▶ [Aim of the exercise]
Your task is to give the listing below back word for word, pictures excluded.

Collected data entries
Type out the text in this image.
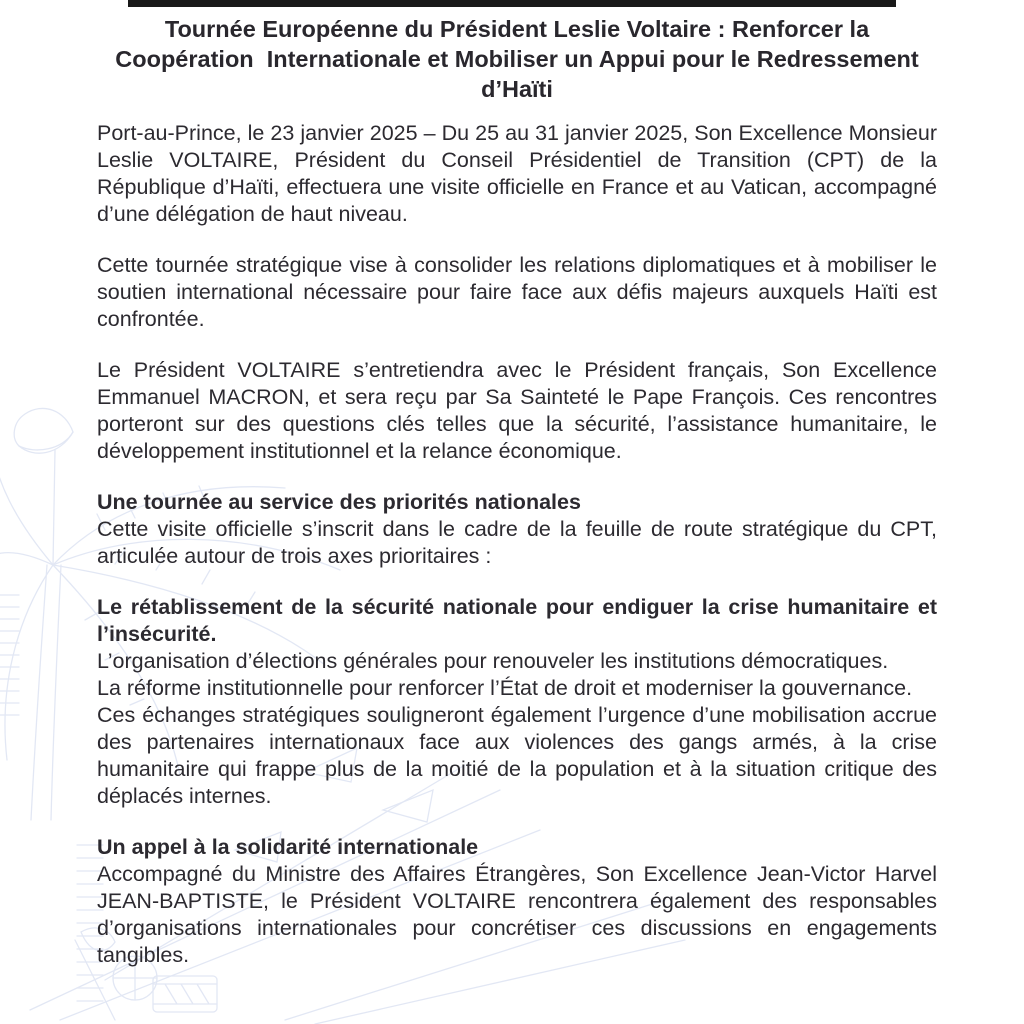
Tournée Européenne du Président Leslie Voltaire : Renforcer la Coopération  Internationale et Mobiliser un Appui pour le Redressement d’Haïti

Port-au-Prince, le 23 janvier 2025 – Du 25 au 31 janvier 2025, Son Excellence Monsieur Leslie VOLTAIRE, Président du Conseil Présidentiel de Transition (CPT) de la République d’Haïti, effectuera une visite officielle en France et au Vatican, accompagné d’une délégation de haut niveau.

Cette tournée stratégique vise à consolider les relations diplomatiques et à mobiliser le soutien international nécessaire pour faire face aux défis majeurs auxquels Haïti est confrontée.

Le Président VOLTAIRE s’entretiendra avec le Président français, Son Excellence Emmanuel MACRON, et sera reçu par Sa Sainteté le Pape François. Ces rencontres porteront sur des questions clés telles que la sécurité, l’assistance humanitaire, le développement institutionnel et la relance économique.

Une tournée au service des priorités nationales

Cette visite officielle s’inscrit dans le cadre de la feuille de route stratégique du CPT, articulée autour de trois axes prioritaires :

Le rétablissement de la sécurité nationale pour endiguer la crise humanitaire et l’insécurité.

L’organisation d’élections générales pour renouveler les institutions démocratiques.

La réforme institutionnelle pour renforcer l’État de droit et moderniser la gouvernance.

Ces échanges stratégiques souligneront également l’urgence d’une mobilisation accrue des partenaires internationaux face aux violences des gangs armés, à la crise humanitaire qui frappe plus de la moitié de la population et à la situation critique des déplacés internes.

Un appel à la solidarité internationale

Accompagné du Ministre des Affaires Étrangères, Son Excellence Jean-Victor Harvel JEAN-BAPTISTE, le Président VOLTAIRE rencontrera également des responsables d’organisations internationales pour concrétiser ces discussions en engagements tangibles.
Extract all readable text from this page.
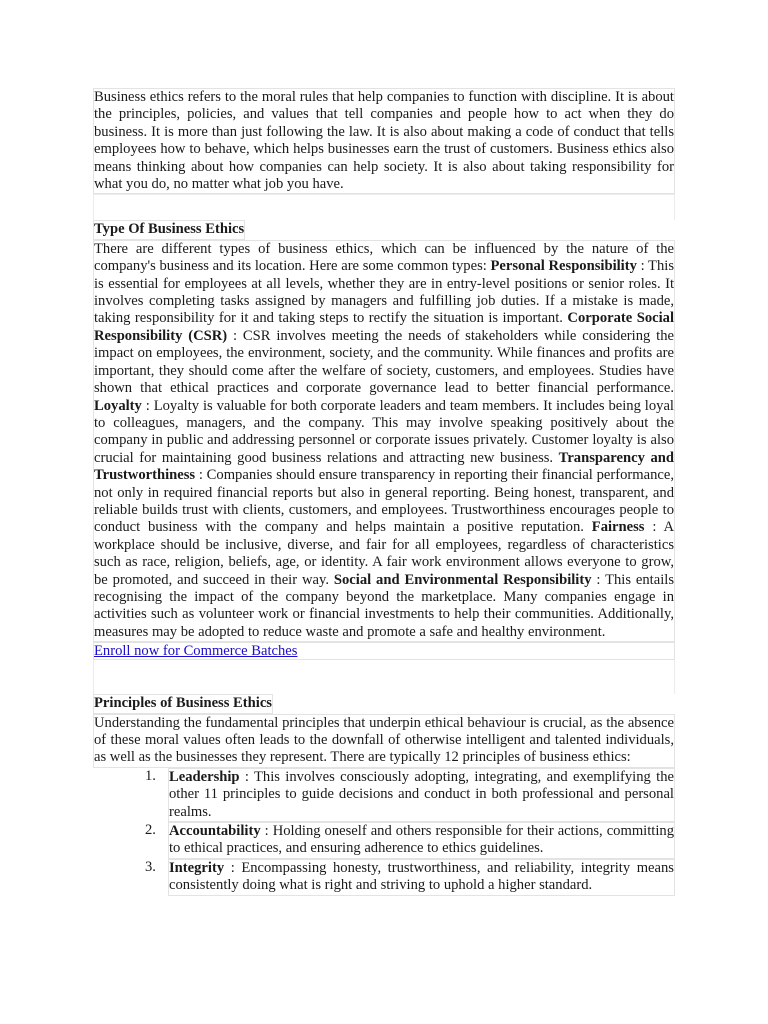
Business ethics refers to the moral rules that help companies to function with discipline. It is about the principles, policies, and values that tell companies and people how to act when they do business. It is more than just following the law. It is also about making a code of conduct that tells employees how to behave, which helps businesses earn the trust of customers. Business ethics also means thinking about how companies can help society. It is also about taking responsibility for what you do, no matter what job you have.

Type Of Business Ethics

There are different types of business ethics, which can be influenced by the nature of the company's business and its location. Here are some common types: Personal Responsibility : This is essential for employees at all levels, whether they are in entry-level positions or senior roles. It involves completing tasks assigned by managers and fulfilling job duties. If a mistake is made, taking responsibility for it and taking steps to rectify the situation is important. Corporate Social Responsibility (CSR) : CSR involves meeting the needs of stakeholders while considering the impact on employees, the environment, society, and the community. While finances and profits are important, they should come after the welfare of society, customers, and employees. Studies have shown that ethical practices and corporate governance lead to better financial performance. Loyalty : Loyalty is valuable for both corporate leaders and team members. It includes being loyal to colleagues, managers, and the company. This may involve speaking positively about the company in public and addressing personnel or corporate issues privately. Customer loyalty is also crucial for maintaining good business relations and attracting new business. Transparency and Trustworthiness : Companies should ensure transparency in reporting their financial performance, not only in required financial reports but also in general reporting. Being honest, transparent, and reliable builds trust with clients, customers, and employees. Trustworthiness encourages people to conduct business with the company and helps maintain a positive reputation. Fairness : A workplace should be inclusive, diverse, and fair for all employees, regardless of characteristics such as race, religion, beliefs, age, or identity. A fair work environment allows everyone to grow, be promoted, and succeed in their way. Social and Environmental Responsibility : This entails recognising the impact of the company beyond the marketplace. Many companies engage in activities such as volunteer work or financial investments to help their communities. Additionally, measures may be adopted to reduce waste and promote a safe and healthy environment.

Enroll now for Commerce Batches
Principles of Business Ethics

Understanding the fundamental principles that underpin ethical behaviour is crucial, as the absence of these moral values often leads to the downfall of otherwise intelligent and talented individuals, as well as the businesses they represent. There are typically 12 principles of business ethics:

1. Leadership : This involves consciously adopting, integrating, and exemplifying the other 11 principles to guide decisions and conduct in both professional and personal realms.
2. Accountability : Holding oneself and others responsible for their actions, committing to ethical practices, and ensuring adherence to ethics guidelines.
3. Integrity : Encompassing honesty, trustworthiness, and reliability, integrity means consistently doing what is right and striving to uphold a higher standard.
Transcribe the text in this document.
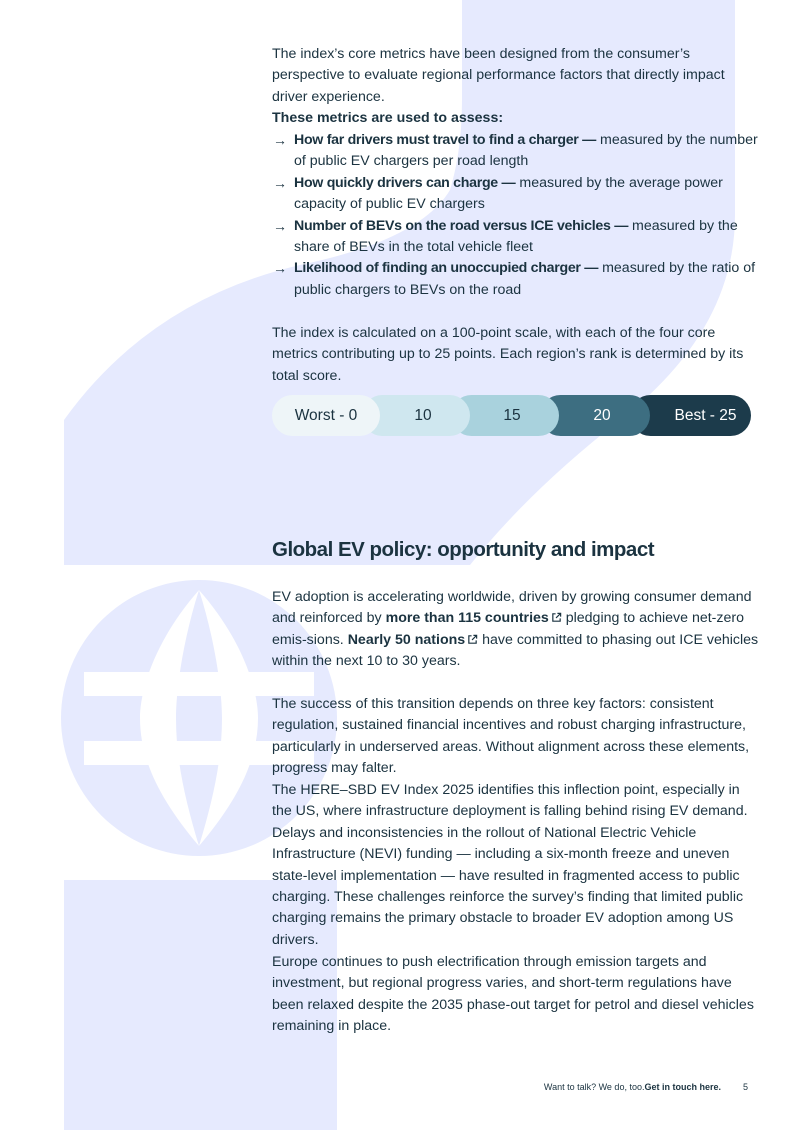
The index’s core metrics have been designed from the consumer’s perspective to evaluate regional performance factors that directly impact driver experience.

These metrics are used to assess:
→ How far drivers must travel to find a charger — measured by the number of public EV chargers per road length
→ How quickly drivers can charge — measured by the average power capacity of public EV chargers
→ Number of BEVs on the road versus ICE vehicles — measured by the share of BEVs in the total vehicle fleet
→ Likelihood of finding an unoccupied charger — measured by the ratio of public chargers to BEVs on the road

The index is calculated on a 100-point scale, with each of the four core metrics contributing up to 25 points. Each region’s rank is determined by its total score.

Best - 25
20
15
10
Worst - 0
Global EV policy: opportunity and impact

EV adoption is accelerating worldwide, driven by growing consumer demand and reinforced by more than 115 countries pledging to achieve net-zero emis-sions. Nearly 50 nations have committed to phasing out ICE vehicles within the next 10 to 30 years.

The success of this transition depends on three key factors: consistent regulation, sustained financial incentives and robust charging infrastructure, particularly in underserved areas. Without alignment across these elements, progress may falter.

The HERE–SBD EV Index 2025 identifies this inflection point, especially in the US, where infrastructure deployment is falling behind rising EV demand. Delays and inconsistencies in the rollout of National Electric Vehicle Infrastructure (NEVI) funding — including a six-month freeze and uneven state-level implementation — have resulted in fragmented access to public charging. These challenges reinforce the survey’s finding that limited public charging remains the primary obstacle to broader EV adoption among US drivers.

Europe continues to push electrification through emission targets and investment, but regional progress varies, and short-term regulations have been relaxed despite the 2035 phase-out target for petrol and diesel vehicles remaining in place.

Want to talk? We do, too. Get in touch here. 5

▶ [Output below]
Type out the text in this image.
Tournée Européenne du Président Leslie Voltaire : Renforcer la Coopération  Internationale et Mobiliser un Appui pour le Redressement d’Haïti

Port-au-Prince, le 23 janvier 2025 – Du 25 au 31 janvier 2025, Son Excellence Monsieur Leslie VOLTAIRE, Président du Conseil Présidentiel de Transition (CPT) de la République d’Haïti, effectuera une visite officielle en France et au Vatican, accompagné d’une délégation de haut niveau.

Cette tournée stratégique vise à consolider les relations diplomatiques et à mobiliser le soutien international nécessaire pour faire face aux défis majeurs auxquels Haïti est confrontée.

Le Président VOLTAIRE s’entretiendra avec le Président français, Son Excellence Emmanuel MACRON, et sera reçu par Sa Sainteté le Pape François. Ces rencontres porteront sur des questions clés telles que la sécurité, l’assistance humanitaire, le développement institutionnel et la relance économique.

Une tournée au service des priorités nationales

Cette visite officielle s’inscrit dans le cadre de la feuille de route stratégique du CPT, articulée autour de trois axes prioritaires :

Le rétablissement de la sécurité nationale pour endiguer la crise humanitaire et l’insécurité.

L’organisation d’élections générales pour renouveler les institutions démocratiques.

La réforme institutionnelle pour renforcer l’État de droit et moderniser la gouvernance.

Ces échanges stratégiques souligneront également l’urgence d’une mobilisation accrue des partenaires internationaux face aux violences des gangs armés, à la crise humanitaire qui frappe plus de la moitié de la population et à la situation critique des déplacés internes.

Un appel à la solidarité internationale

Accompagné du Ministre des Affaires Étrangères, Son Excellence Jean-Victor Harvel JEAN-BAPTISTE, le Président VOLTAIRE rencontrera également des responsables d’organisations internationales pour concrétiser ces discussions en engagements tangibles.
Extract all readable text from this page.
Business ethics refers to the moral rules that help companies to function with discipline. It is about the principles, policies, and values that tell companies and people how to act when they do business. It is more than just following the law. It is also about making a code of conduct that tells employees how to behave, which helps businesses earn the trust of customers. Business ethics also means thinking about how companies can help society. It is also about taking responsibility for what you do, no matter what job you have.

Type Of Business Ethics

There are different types of business ethics, which can be influenced by the nature of the company's business and its location. Here are some common types: Personal Responsibility : This is essential for employees at all levels, whether they are in entry-level positions or senior roles. It involves completing tasks assigned by managers and fulfilling job duties. If a mistake is made, taking responsibility for it and taking steps to rectify the situation is important. Corporate Social Responsibility (CSR) : CSR involves meeting the needs of stakeholders while considering the impact on employees, the environment, society, and the community. While finances and profits are important, they should come after the welfare of society, customers, and employees. Studies have shown that ethical practices and corporate governance lead to better financial performance. Loyalty : Loyalty is valuable for both corporate leaders and team members. It includes being loyal to colleagues, managers, and the company. This may involve speaking positively about the company in public and addressing personnel or corporate issues privately. Customer loyalty is also crucial for maintaining good business relations and attracting new business. Transparency and Trustworthiness : Companies should ensure transparency in reporting their financial performance, not only in required financial reports but also in general reporting. Being honest, transparent, and reliable builds trust with clients, customers, and employees. Trustworthiness encourages people to conduct business with the company and helps maintain a positive reputation. Fairness : A workplace should be inclusive, diverse, and fair for all employees, regardless of characteristics such as race, religion, beliefs, age, or identity. A fair work environment allows everyone to grow, be promoted, and succeed in their way. Social and Environmental Responsibility : This entails recognising the impact of the company beyond the marketplace. Many companies engage in activities such as volunteer work or financial investments to help their communities. Additionally, measures may be adopted to reduce waste and promote a safe and healthy environment.

Enroll now for Commerce Batches
Principles of Business Ethics

Understanding the fundamental principles that underpin ethical behaviour is crucial, as the absence of these moral values often leads to the downfall of otherwise intelligent and talented individuals, as well as the businesses they represent. There are typically 12 principles of business ethics:

1. Leadership : This involves consciously adopting, integrating, and exemplifying the other 11 principles to guide decisions and conduct in both professional and personal realms.
2. Accountability : Holding oneself and others responsible for their actions, committing to ethical practices, and ensuring adherence to ethics guidelines.
3. Integrity : Encompassing honesty, trustworthiness, and reliability, integrity means consistently doing what is right and striving to uphold a higher standard.
Transcribe the text in this document.
The index’s core metrics have been designed from the consumer’s perspective to evaluate regional performance factors that directly impact driver experience.

These metrics are used to assess:
→ How far drivers must travel to find a charger — measured by the number of public EV chargers per road length
→ How quickly drivers can charge — measured by the average power capacity of public EV chargers
→ Number of BEVs on the road versus ICE vehicles — measured by the share of BEVs in the total vehicle fleet
→ Likelihood of finding an unoccupied charger — measured by the ratio of public chargers to BEVs on the road

The index is calculated on a 100-point scale, with each of the four core metrics contributing up to 25 points. Each region’s rank is determined by its total score.

Best - 25
20
15
10
Worst - 0
Global EV policy: opportunity and impact

EV adoption is accelerating worldwide, driven by growing consumer demand and reinforced by more than 115 countries pledging to achieve net-zero emis-sions. Nearly 50 nations have committed to phasing out ICE vehicles within the next 10 to 30 years.

The success of this transition depends on three key factors: consistent regulation, sustained financial incentives and robust charging infrastructure, particularly in underserved areas. Without alignment across these elements, progress may falter.

The HERE–SBD EV Index 2025 identifies this inflection point, especially in the US, where infrastructure deployment is falling behind rising EV demand. Delays and inconsistencies in the rollout of National Electric Vehicle Infrastructure (NEVI) funding — including a six-month freeze and uneven state-level implementation — have resulted in fragmented access to public charging. These challenges reinforce the survey’s finding that limited public charging remains the primary obstacle to broader EV adoption among US drivers.

Europe continues to push electrification through emission targets and investment, but regional progress varies, and short-term regulations have been relaxed despite the 2035 phase-out target for petrol and diesel vehicles remaining in place.

Want to talk? We do, too. Get in touch here. 5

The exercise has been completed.